JOB
Print the entries verbatim, leaving out the images they contain.
▬▬▬
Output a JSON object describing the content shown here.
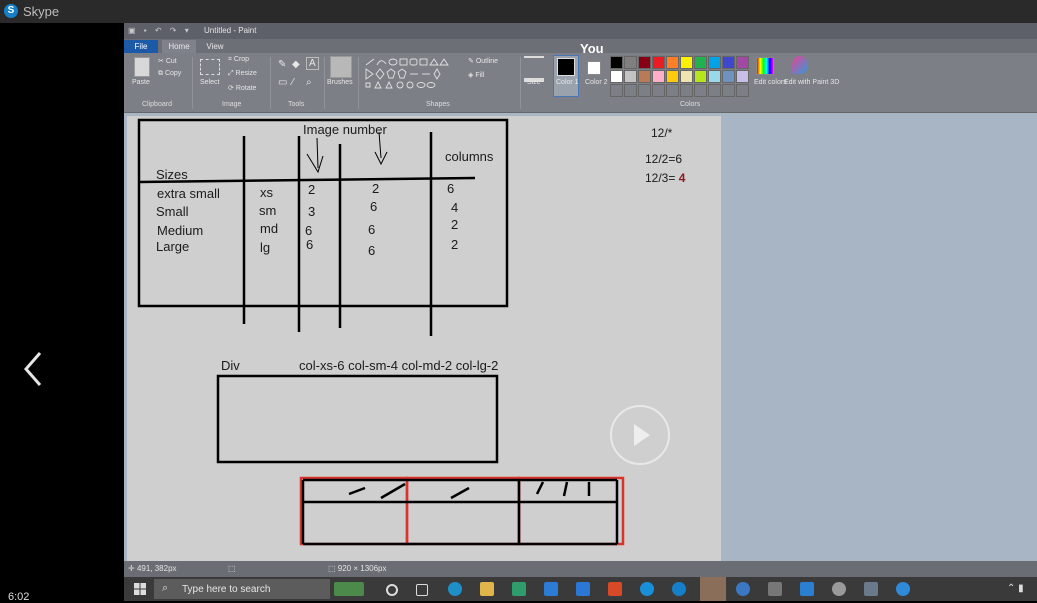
{
  "skype": {
    "title": "Skype",
    "logo_letter": "S",
    "clock": "6:02"
  },
  "paint": {
    "window_title": "Untitled - Paint",
    "tabs": [
      "File",
      "Home",
      "View"
    ],
    "clipboard": {
      "paste": "Paste",
      "cut": "Cut",
      "copy": "Copy",
      "group": "Clipboard"
    },
    "image": {
      "select": "Select",
      "crop": "Crop",
      "resize": "Resize",
      "rotate": "Rotate",
      "group": "Image"
    },
    "tools_group": "Tools",
    "brushes": "Brushes",
    "shapes": {
      "outline": "Outline",
      "fill": "Fill",
      "group": "Shapes"
    },
    "size": "Size",
    "color1": "Color 1",
    "color2": "Color 2",
    "colors_group": "Colors",
    "edit_colors": "Edit colors",
    "edit_3d": "Edit with Paint 3D",
    "palette": [
      "#000000",
      "#7f7f7f",
      "#880015",
      "#ed1c24",
      "#ff7f27",
      "#fff200",
      "#22b14c",
      "#00a2e8",
      "#3f48cc",
      "#a349a4",
      "#ffffff",
      "#c3c3c3",
      "#b97a57",
      "#ffaec9",
      "#ffc90e",
      "#efe4b0",
      "#b5e61d",
      "#99d9ea",
      "#7092be",
      "#c8bfe7"
    ],
    "status": {
      "cursor_pos": "491, 382px",
      "image_size": "920 × 1306px"
    }
  },
  "presenter_label": "You",
  "canvas": {
    "image_number": "Image number",
    "sizes": "Sizes",
    "columns": "columns",
    "rows": [
      {
        "name": "extra small",
        "abbr": "xs",
        "c1": "2",
        "c2": "2",
        "c3": "6"
      },
      {
        "name": "Small",
        "abbr": "sm",
        "c1": "3",
        "c2": "6",
        "c3": "4"
      },
      {
        "name": "Medium",
        "abbr": "md",
        "c1": "6",
        "c2": "6",
        "c3": "2"
      },
      {
        "name": "Large",
        "abbr": "lg",
        "c1": "6",
        "c2": "6",
        "c3": "2"
      }
    ],
    "notes": [
      "12/*",
      "12/2=6",
      "12/3= "
    ],
    "note_highlight": "4",
    "div_label": "Div",
    "class_text": "col-xs-6 col-sm-4 col-md-2 col-lg-2"
  },
  "taskbar": {
    "search_placeholder": "Type here to search"
  }
}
▬▬▬
REPLY TO THE EXERCISE
Output a JSON object describing the content shown here.
{
  "skype": {
    "title": "Skype",
    "logo_letter": "S",
    "clock": "6:02"
  },
  "paint": {
    "window_title": "Untitled - Paint",
    "tabs": [
      "File",
      "Home",
      "View"
    ],
    "clipboard": {
      "paste": "Paste",
      "cut": "Cut",
      "copy": "Copy",
      "group": "Clipboard"
    },
    "image": {
      "select": "Select",
      "crop": "Crop",
      "resize": "Resize",
      "rotate": "Rotate",
      "group": "Image"
    },
    "tools_group": "Tools",
    "brushes": "Brushes",
    "shapes": {
      "outline": "Outline",
      "fill": "Fill",
      "group": "Shapes"
    },
    "size": "Size",
    "color1": "Color 1",
    "color2": "Color 2",
    "colors_group": "Colors",
    "edit_colors": "Edit colors",
    "edit_3d": "Edit with Paint 3D",
    "palette": [
      "#000000",
      "#7f7f7f",
      "#880015",
      "#ed1c24",
      "#ff7f27",
      "#fff200",
      "#22b14c",
      "#00a2e8",
      "#3f48cc",
      "#a349a4",
      "#ffffff",
      "#c3c3c3",
      "#b97a57",
      "#ffaec9",
      "#ffc90e",
      "#efe4b0",
      "#b5e61d",
      "#99d9ea",
      "#7092be",
      "#c8bfe7"
    ],
    "status": {
      "cursor_pos": "491, 382px",
      "image_size": "920 × 1306px"
    }
  },
  "presenter_label": "You",
  "canvas": {
    "image_number": "Image number",
    "sizes": "Sizes",
    "columns": "columns",
    "rows": [
      {
        "name": "extra small",
        "abbr": "xs",
        "c1": "2",
        "c2": "2",
        "c3": "6"
      },
      {
        "name": "Small",
        "abbr": "sm",
        "c1": "3",
        "c2": "6",
        "c3": "4"
      },
      {
        "name": "Medium",
        "abbr": "md",
        "c1": "6",
        "c2": "6",
        "c3": "2"
      },
      {
        "name": "Large",
        "abbr": "lg",
        "c1": "6",
        "c2": "6",
        "c3": "2"
      }
    ],
    "notes": [
      "12/*",
      "12/2=6",
      "12/3= "
    ],
    "note_highlight": "4",
    "div_label": "Div",
    "class_text": "col-xs-6 col-sm-4 col-md-2 col-lg-2"
  },
  "taskbar": {
    "search_placeholder": "Type here to search"
  }
}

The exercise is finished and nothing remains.